WHAT IS REQUIRED> Pull every line containing the word "name" from the records.
>> Start
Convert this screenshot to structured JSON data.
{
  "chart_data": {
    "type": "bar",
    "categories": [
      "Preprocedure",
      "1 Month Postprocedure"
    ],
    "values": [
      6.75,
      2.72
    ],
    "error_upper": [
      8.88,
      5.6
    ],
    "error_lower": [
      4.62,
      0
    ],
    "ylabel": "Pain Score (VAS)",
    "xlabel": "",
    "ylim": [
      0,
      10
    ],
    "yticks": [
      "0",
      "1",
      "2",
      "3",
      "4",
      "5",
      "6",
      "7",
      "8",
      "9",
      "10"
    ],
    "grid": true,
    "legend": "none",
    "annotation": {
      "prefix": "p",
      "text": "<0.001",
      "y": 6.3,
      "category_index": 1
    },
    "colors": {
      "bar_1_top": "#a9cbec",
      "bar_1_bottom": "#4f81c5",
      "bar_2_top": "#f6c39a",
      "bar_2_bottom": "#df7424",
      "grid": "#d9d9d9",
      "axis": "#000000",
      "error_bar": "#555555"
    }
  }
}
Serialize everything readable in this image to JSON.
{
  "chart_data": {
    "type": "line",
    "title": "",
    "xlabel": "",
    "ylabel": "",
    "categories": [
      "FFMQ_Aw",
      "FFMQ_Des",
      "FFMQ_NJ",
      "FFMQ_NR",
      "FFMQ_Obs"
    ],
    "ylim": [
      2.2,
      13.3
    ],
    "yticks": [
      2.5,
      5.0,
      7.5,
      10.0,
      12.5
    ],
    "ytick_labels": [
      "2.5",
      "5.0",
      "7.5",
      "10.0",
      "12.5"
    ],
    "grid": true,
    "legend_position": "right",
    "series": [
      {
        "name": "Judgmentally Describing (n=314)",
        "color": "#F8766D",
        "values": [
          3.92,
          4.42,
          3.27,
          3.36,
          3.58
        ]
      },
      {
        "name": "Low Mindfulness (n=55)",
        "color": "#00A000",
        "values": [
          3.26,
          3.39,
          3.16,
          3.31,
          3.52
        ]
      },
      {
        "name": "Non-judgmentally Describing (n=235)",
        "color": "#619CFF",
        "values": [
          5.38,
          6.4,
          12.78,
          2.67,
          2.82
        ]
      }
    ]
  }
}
>> End
>> Start
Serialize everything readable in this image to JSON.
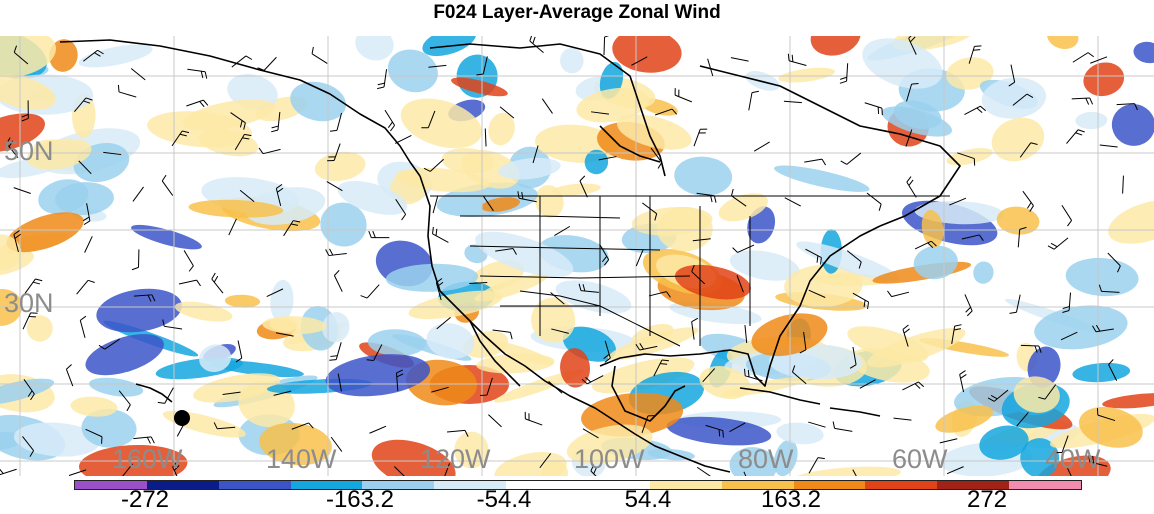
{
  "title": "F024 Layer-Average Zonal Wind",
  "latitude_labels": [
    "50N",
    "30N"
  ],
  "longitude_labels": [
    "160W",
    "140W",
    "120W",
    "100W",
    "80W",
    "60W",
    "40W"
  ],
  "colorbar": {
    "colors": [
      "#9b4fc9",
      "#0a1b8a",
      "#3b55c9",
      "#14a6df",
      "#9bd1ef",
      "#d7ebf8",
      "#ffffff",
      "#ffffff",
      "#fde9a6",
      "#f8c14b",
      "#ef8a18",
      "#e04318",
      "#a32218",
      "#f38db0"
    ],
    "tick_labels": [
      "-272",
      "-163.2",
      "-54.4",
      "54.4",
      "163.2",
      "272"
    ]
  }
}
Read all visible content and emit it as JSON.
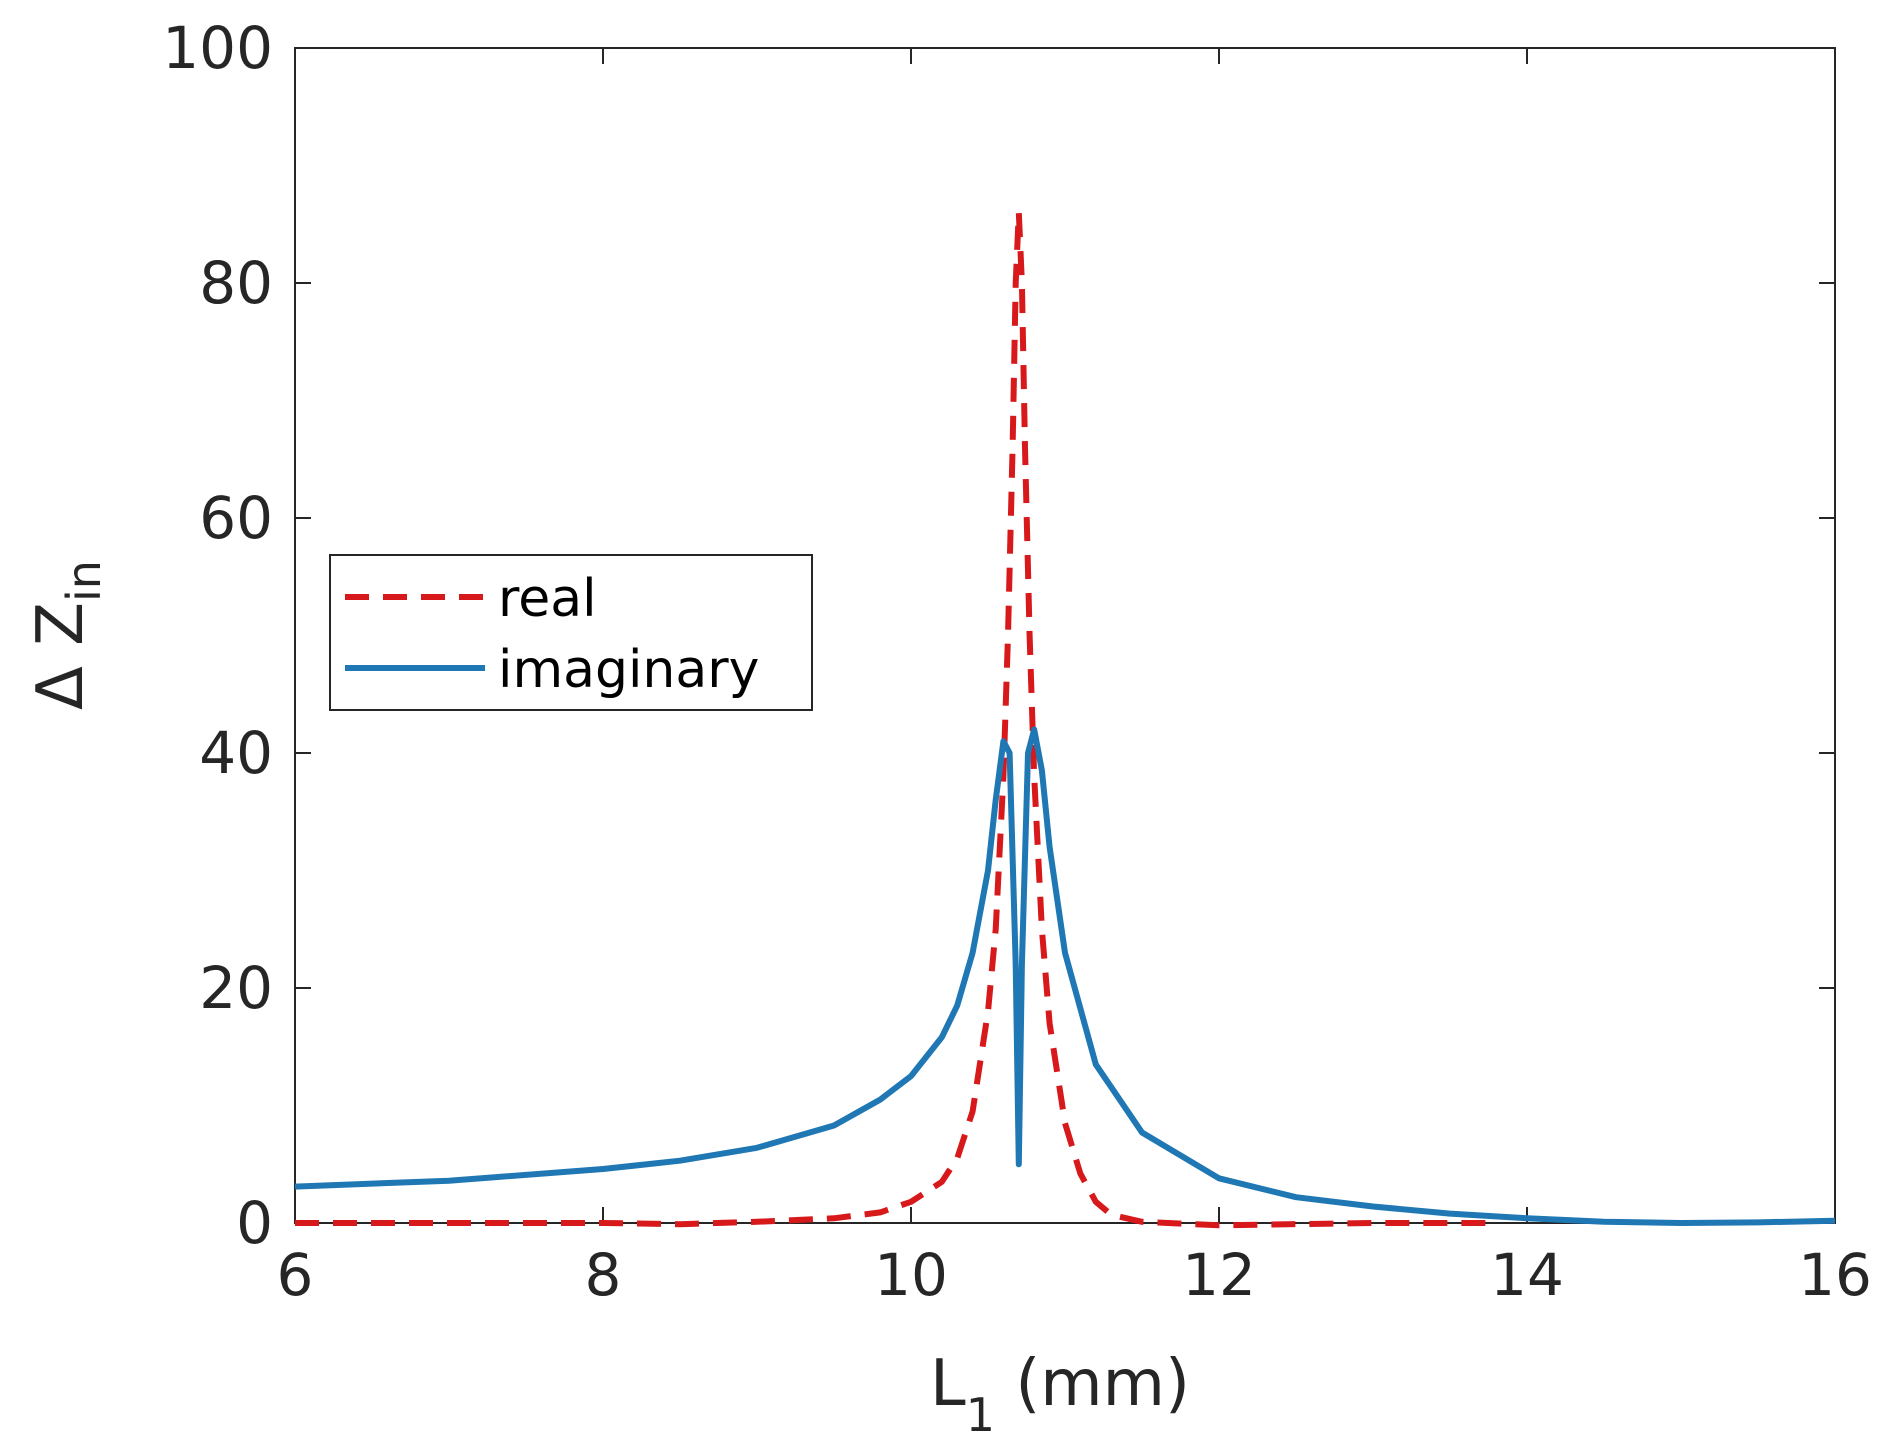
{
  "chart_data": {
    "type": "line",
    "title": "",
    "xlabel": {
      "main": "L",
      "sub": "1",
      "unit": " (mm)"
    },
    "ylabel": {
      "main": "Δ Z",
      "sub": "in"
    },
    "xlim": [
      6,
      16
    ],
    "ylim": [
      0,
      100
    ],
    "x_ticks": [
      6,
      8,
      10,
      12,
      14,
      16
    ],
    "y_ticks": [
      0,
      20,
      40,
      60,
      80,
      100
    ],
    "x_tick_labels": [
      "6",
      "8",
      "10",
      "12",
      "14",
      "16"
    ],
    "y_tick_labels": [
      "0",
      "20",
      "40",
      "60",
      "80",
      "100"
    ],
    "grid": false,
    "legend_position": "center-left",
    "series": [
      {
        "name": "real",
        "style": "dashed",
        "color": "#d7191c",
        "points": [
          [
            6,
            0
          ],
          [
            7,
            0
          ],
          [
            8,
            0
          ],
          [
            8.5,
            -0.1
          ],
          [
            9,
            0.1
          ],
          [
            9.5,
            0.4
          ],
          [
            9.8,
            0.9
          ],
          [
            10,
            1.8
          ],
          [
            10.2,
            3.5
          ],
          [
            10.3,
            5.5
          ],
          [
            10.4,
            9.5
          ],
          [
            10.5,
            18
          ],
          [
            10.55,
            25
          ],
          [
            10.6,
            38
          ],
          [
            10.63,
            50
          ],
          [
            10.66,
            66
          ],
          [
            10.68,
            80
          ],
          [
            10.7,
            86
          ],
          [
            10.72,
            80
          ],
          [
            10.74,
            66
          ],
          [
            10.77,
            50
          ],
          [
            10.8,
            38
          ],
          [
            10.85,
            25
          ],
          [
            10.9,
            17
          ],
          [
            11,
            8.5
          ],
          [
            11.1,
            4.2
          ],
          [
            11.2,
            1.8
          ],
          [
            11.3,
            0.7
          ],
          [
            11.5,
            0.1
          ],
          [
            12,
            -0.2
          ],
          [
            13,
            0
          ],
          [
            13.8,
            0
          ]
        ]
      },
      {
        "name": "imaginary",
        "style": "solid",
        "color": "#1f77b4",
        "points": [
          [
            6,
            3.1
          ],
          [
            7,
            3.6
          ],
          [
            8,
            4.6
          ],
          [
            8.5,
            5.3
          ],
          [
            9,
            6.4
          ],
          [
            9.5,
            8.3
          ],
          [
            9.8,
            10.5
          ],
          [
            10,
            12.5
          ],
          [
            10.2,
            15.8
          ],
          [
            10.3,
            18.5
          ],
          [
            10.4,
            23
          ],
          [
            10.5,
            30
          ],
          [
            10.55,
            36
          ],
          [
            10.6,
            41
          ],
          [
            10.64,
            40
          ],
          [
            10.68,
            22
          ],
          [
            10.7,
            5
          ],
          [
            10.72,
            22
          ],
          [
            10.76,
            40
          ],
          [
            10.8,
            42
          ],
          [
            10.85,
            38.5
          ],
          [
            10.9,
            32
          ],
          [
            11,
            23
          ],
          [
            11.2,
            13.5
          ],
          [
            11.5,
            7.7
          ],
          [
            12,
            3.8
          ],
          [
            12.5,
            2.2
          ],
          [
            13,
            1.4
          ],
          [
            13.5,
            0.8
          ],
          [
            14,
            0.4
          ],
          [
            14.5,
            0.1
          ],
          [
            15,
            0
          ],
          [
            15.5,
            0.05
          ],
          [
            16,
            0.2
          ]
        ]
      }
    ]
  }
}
>> End
SOLUTION TO THIS EXERCISE>
        "name": "Judgmentally Describing (n=314)",
        "name": "Low Mindfulness (n=55)",
        "name": "Non-judgmentally Describing (n=235)",
        "name": "real",
        "name": "imaginary",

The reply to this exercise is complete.